Work to be completed
Return every line of the rows below verbatim, leaving out the pictures.

───── Extracted data

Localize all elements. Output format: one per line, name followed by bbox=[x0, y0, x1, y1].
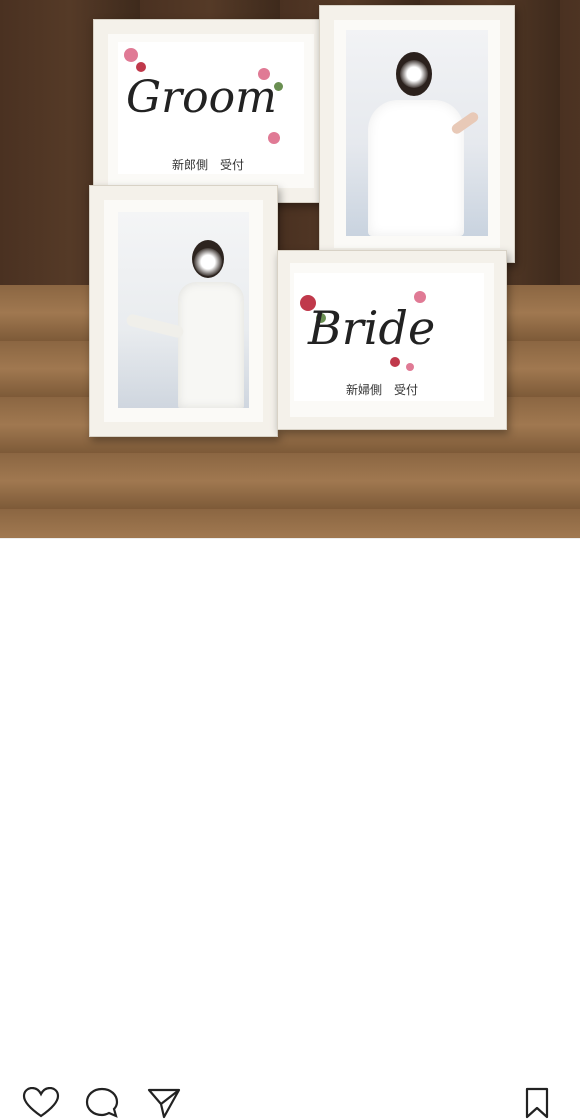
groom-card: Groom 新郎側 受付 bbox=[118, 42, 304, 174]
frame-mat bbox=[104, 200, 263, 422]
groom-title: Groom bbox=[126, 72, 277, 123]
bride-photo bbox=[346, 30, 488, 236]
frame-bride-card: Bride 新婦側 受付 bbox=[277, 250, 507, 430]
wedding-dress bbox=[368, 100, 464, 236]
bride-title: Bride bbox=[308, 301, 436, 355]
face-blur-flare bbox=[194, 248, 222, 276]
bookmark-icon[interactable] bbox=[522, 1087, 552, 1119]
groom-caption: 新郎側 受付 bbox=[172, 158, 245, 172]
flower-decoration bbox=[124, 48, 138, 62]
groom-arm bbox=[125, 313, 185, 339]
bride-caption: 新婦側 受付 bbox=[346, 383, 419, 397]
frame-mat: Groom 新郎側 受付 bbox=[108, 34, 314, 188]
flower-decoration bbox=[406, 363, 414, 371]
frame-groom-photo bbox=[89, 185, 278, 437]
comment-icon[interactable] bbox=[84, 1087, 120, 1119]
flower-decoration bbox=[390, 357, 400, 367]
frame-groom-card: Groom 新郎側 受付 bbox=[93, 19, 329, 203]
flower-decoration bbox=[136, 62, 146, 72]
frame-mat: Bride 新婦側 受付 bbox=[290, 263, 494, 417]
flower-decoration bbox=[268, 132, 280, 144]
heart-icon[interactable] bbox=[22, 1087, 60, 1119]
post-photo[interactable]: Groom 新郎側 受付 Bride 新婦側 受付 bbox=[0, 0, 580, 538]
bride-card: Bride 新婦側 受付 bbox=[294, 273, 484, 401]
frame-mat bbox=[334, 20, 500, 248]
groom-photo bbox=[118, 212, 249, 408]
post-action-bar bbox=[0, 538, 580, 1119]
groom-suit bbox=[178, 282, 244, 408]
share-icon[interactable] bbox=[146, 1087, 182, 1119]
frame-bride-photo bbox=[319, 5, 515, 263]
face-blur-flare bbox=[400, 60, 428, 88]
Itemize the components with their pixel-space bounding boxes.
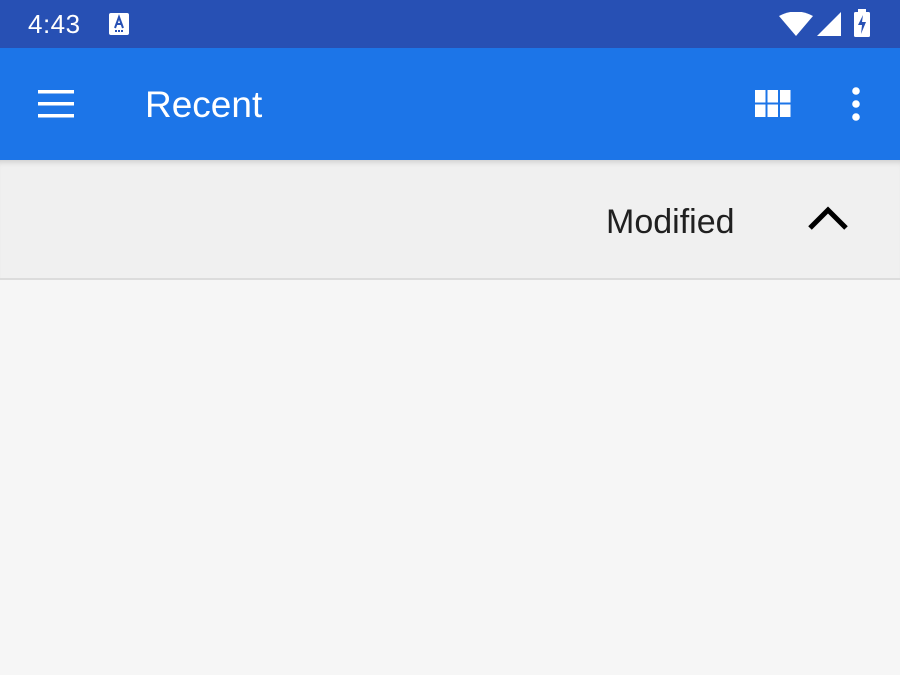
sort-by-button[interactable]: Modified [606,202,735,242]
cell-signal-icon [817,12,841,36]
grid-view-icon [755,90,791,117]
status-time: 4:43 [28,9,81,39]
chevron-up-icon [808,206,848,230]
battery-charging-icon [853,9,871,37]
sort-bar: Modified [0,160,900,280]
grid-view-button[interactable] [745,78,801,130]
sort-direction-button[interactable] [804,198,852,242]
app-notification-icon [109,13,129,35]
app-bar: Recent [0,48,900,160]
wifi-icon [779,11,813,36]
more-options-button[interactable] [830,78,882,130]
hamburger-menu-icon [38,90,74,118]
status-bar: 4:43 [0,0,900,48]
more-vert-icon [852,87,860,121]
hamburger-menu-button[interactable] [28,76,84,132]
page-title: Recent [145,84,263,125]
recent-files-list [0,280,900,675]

──────────

Response to the exercise
Localize all elements. Output format: one per line, name followed by bbox=[x0, y0, x1, y1].
groom-card: Groom 新郎側 受付 bbox=[118, 42, 304, 174]
frame-mat bbox=[104, 200, 263, 422]
groom-title: Groom bbox=[126, 72, 277, 123]
bride-photo bbox=[346, 30, 488, 236]
frame-bride-card: Bride 新婦側 受付 bbox=[277, 250, 507, 430]
wedding-dress bbox=[368, 100, 464, 236]
bride-title: Bride bbox=[308, 301, 436, 355]
face-blur-flare bbox=[194, 248, 222, 276]
bookmark-icon[interactable] bbox=[522, 1087, 552, 1119]
groom-caption: 新郎側 受付 bbox=[172, 158, 245, 172]
flower-decoration bbox=[124, 48, 138, 62]
groom-arm bbox=[125, 313, 185, 339]
bride-caption: 新婦側 受付 bbox=[346, 383, 419, 397]
frame-mat: Groom 新郎側 受付 bbox=[108, 34, 314, 188]
flower-decoration bbox=[406, 363, 414, 371]
frame-groom-photo bbox=[89, 185, 278, 437]
comment-icon[interactable] bbox=[84, 1087, 120, 1119]
flower-decoration bbox=[390, 357, 400, 367]
frame-groom-card: Groom 新郎側 受付 bbox=[93, 19, 329, 203]
flower-decoration bbox=[136, 62, 146, 72]
frame-mat: Bride 新婦側 受付 bbox=[290, 263, 494, 417]
flower-decoration bbox=[268, 132, 280, 144]
heart-icon[interactable] bbox=[22, 1087, 60, 1119]
post-photo[interactable]: Groom 新郎側 受付 Bride 新婦側 受付 bbox=[0, 0, 580, 538]
bride-card: Bride 新婦側 受付 bbox=[294, 273, 484, 401]
frame-mat bbox=[334, 20, 500, 248]
groom-photo bbox=[118, 212, 249, 408]
post-action-bar bbox=[0, 538, 580, 1119]
groom-suit bbox=[178, 282, 244, 408]
share-icon[interactable] bbox=[146, 1087, 182, 1119]
frame-bride-photo bbox=[319, 5, 515, 263]
face-blur-flare bbox=[400, 60, 428, 88]
Itemize the components with their pixel-space bounding boxes.
sort-by-button[interactable]: Modified [606,202,735,242]
cell-signal-icon [817,12,841,36]
grid-view-icon [755,90,791,117]
status-time: 4:43 [28,9,81,39]
chevron-up-icon [808,206,848,230]
battery-charging-icon [853,9,871,37]
sort-bar: Modified [0,160,900,280]
grid-view-button[interactable] [745,78,801,130]
sort-direction-button[interactable] [804,198,852,242]
app-notification-icon [109,13,129,35]
app-bar: Recent [0,48,900,160]
wifi-icon [779,11,813,36]
more-options-button[interactable] [830,78,882,130]
hamburger-menu-icon [38,90,74,118]
status-bar: 4:43 [0,0,900,48]
more-vert-icon [852,87,860,121]
hamburger-menu-button[interactable] [28,76,84,132]
page-title: Recent [145,84,263,125]
recent-files-list [0,280,900,675]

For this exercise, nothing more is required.